## Source records
▬▬▬▬▬▬

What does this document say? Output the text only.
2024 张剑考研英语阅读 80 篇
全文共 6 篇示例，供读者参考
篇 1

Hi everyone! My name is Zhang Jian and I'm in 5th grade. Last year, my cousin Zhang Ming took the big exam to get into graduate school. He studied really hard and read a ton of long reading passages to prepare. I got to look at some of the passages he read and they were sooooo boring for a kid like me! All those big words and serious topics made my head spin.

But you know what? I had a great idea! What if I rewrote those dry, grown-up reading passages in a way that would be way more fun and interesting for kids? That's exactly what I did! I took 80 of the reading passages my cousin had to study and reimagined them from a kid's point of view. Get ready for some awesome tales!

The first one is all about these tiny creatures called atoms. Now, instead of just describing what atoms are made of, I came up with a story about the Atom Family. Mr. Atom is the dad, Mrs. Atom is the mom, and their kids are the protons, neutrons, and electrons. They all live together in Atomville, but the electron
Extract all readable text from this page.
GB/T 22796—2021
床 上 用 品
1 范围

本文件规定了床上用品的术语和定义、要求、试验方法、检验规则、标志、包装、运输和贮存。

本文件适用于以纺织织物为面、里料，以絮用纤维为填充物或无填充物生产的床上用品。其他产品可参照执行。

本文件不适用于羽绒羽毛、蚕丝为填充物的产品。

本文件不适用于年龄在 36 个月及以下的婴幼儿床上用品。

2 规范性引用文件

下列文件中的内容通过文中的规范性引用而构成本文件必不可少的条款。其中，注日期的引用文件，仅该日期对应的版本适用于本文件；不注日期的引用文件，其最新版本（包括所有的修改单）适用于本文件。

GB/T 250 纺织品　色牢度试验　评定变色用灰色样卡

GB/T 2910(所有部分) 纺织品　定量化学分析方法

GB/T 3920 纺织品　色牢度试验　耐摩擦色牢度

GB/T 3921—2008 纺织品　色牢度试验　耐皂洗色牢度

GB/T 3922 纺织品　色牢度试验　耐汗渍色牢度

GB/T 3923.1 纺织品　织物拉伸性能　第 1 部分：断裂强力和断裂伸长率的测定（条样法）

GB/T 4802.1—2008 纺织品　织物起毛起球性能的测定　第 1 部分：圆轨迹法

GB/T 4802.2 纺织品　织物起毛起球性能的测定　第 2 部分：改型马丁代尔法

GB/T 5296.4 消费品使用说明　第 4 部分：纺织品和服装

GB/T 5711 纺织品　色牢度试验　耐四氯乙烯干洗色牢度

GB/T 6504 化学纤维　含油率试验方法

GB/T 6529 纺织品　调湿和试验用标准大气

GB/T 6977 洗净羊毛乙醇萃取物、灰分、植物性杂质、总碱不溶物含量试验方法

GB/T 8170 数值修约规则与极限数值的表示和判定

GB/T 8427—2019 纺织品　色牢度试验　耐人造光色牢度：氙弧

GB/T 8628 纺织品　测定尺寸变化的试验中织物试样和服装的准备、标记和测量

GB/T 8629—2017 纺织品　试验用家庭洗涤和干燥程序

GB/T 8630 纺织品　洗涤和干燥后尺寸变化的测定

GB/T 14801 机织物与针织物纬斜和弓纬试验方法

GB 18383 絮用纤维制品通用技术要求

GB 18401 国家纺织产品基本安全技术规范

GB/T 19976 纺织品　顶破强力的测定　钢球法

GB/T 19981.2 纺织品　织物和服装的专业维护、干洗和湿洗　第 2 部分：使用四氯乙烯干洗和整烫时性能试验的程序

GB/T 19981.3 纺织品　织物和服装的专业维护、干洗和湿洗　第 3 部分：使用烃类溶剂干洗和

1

▬▬▬▬▬▬

Repeat the data in its entirety, character for character.

What does this document say? Output the text only.
2024 张剑考研英语阅读 80 篇
全文共 6 篇示例，供读者参考
篇 1

Hi everyone! My name is Zhang Jian and I'm in 5th grade. Last year, my cousin Zhang Ming took the big exam to get into graduate school. He studied really hard and read a ton of long reading passages to prepare. I got to look at some of the passages he read and they were sooooo boring for a kid like me! All those big words and serious topics made my head spin.

But you know what? I had a great idea! What if I rewrote those dry, grown-up reading passages in a way that would be way more fun and interesting for kids? That's exactly what I did! I took 80 of the reading passages my cousin had to study and reimagined them from a kid's point of view. Get ready for some awesome tales!

The first one is all about these tiny creatures called atoms. Now, instead of just describing what atoms are made of, I came up with a story about the Atom Family. Mr. Atom is the dad, Mrs. Atom is the mom, and their kids are the protons, neutrons, and electrons. They all live together in Atomville, but the electron
Extract all readable text from this page.
GB/T 22796—2021
床 上 用 品
1 范围

本文件规定了床上用品的术语和定义、要求、试验方法、检验规则、标志、包装、运输和贮存。

本文件适用于以纺织织物为面、里料，以絮用纤维为填充物或无填充物生产的床上用品。其他产品可参照执行。

本文件不适用于羽绒羽毛、蚕丝为填充物的产品。

本文件不适用于年龄在 36 个月及以下的婴幼儿床上用品。

2 规范性引用文件

下列文件中的内容通过文中的规范性引用而构成本文件必不可少的条款。其中，注日期的引用文件，仅该日期对应的版本适用于本文件；不注日期的引用文件，其最新版本（包括所有的修改单）适用于本文件。

GB/T 250 纺织品　色牢度试验　评定变色用灰色样卡

GB/T 2910(所有部分) 纺织品　定量化学分析方法

GB/T 3920 纺织品　色牢度试验　耐摩擦色牢度

GB/T 3921—2008 纺织品　色牢度试验　耐皂洗色牢度

GB/T 3922 纺织品　色牢度试验　耐汗渍色牢度

GB/T 3923.1 纺织品　织物拉伸性能　第 1 部分：断裂强力和断裂伸长率的测定（条样法）

GB/T 4802.1—2008 纺织品　织物起毛起球性能的测定　第 1 部分：圆轨迹法

GB/T 4802.2 纺织品　织物起毛起球性能的测定　第 2 部分：改型马丁代尔法

GB/T 5296.4 消费品使用说明　第 4 部分：纺织品和服装

GB/T 5711 纺织品　色牢度试验　耐四氯乙烯干洗色牢度

GB/T 6504 化学纤维　含油率试验方法

GB/T 6529 纺织品　调湿和试验用标准大气

GB/T 6977 洗净羊毛乙醇萃取物、灰分、植物性杂质、总碱不溶物含量试验方法

GB/T 8170 数值修约规则与极限数值的表示和判定

GB/T 8427—2019 纺织品　色牢度试验　耐人造光色牢度：氙弧

GB/T 8628 纺织品　测定尺寸变化的试验中织物试样和服装的准备、标记和测量

GB/T 8629—2017 纺织品　试验用家庭洗涤和干燥程序

GB/T 8630 纺织品　洗涤和干燥后尺寸变化的测定

GB/T 14801 机织物与针织物纬斜和弓纬试验方法

GB 18383 絮用纤维制品通用技术要求

GB 18401 国家纺织产品基本安全技术规范

GB/T 19976 纺织品　顶破强力的测定　钢球法

GB/T 19981.2 纺织品　织物和服装的专业维护、干洗和湿洗　第 2 部分：使用四氯乙烯干洗和整烫时性能试验的程序

GB/T 19981.3 纺织品　织物和服装的专业维护、干洗和湿洗　第 3 部分：使用烃类溶剂干洗和

1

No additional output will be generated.